**Your objective:** Write out each record again exactly as it stands.

▶

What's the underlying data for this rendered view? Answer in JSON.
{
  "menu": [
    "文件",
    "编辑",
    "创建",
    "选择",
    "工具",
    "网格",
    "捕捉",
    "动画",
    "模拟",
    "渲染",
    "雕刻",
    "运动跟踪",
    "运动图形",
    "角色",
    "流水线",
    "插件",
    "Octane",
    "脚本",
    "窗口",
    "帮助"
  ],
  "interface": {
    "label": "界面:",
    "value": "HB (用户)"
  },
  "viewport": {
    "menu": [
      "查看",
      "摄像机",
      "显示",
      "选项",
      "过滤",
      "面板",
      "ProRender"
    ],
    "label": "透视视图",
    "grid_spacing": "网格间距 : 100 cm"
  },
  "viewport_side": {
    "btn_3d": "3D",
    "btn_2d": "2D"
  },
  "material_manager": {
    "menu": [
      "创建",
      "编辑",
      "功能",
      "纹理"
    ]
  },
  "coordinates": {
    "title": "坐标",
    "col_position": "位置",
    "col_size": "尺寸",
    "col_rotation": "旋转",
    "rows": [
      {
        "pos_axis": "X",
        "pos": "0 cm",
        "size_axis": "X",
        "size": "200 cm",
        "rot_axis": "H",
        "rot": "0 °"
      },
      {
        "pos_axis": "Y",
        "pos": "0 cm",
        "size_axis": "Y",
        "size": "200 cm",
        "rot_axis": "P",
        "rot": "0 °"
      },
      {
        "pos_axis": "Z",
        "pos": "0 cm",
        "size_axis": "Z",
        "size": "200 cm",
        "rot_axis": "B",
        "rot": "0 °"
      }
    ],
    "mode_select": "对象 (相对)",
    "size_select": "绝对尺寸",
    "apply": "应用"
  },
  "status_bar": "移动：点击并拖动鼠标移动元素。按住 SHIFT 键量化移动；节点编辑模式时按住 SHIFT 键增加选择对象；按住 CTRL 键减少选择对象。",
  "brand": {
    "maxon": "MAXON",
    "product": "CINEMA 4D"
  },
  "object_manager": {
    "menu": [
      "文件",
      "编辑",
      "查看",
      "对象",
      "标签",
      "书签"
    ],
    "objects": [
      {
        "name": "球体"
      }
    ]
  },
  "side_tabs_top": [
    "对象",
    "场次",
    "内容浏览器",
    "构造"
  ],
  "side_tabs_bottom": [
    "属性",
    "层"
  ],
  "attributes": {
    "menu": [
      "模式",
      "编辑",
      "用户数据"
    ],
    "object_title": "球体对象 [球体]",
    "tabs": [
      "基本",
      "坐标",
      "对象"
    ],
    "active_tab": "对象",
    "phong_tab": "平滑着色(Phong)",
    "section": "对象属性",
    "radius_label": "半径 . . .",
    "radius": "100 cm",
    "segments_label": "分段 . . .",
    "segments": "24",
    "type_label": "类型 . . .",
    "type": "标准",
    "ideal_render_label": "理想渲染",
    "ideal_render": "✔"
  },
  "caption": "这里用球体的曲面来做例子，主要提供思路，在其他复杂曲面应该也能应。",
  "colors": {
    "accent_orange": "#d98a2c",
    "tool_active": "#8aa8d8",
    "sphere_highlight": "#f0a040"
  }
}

◀

**Result for this task:**
What's the underlying data for this rendered view? Answer in JSON.
{
  "menu": [
    "文件",
    "编辑",
    "创建",
    "选择",
    "工具",
    "网格",
    "捕捉",
    "动画",
    "模拟",
    "渲染",
    "雕刻",
    "运动跟踪",
    "运动图形",
    "角色",
    "流水线",
    "插件",
    "Octane",
    "脚本",
    "窗口",
    "帮助"
  ],
  "interface": {
    "label": "界面:",
    "value": "HB (用户)"
  },
  "viewport": {
    "menu": [
      "查看",
      "摄像机",
      "显示",
      "选项",
      "过滤",
      "面板",
      "ProRender"
    ],
    "label": "透视视图",
    "grid_spacing": "网格间距 : 100 cm"
  },
  "viewport_side": {
    "btn_3d": "3D",
    "btn_2d": "2D"
  },
  "material_manager": {
    "menu": [
      "创建",
      "编辑",
      "功能",
      "纹理"
    ]
  },
  "coordinates": {
    "title": "坐标",
    "col_position": "位置",
    "col_size": "尺寸",
    "col_rotation": "旋转",
    "rows": [
      {
        "pos_axis": "X",
        "pos": "0 cm",
        "size_axis": "X",
        "size": "200 cm",
        "rot_axis": "H",
        "rot": "0 °"
      },
      {
        "pos_axis": "Y",
        "pos": "0 cm",
        "size_axis": "Y",
        "size": "200 cm",
        "rot_axis": "P",
        "rot": "0 °"
      },
      {
        "pos_axis": "Z",
        "pos": "0 cm",
        "size_axis": "Z",
        "size": "200 cm",
        "rot_axis": "B",
        "rot": "0 °"
      }
    ],
    "mode_select": "对象 (相对)",
    "size_select": "绝对尺寸",
    "apply": "应用"
  },
  "status_bar": "移动：点击并拖动鼠标移动元素。按住 SHIFT 键量化移动；节点编辑模式时按住 SHIFT 键增加选择对象；按住 CTRL 键减少选择对象。",
  "brand": {
    "maxon": "MAXON",
    "product": "CINEMA 4D"
  },
  "object_manager": {
    "menu": [
      "文件",
      "编辑",
      "查看",
      "对象",
      "标签",
      "书签"
    ],
    "objects": [
      {
        "name": "球体"
      }
    ]
  },
  "side_tabs_top": [
    "对象",
    "场次",
    "内容浏览器",
    "构造"
  ],
  "side_tabs_bottom": [
    "属性",
    "层"
  ],
  "attributes": {
    "menu": [
      "模式",
      "编辑",
      "用户数据"
    ],
    "object_title": "球体对象 [球体]",
    "tabs": [
      "基本",
      "坐标",
      "对象"
    ],
    "active_tab": "对象",
    "phong_tab": "平滑着色(Phong)",
    "section": "对象属性",
    "radius_label": "半径 . . .",
    "radius": "100 cm",
    "segments_label": "分段 . . .",
    "segments": "24",
    "type_label": "类型 . . .",
    "type": "标准",
    "ideal_render_label": "理想渲染",
    "ideal_render": "✔"
  },
  "caption": "这里用球体的曲面来做例子，主要提供思路，在其他复杂曲面应该也能应。",
  "colors": {
    "accent_orange": "#d98a2c",
    "tool_active": "#8aa8d8",
    "sphere_highlight": "#f0a040"
  }
}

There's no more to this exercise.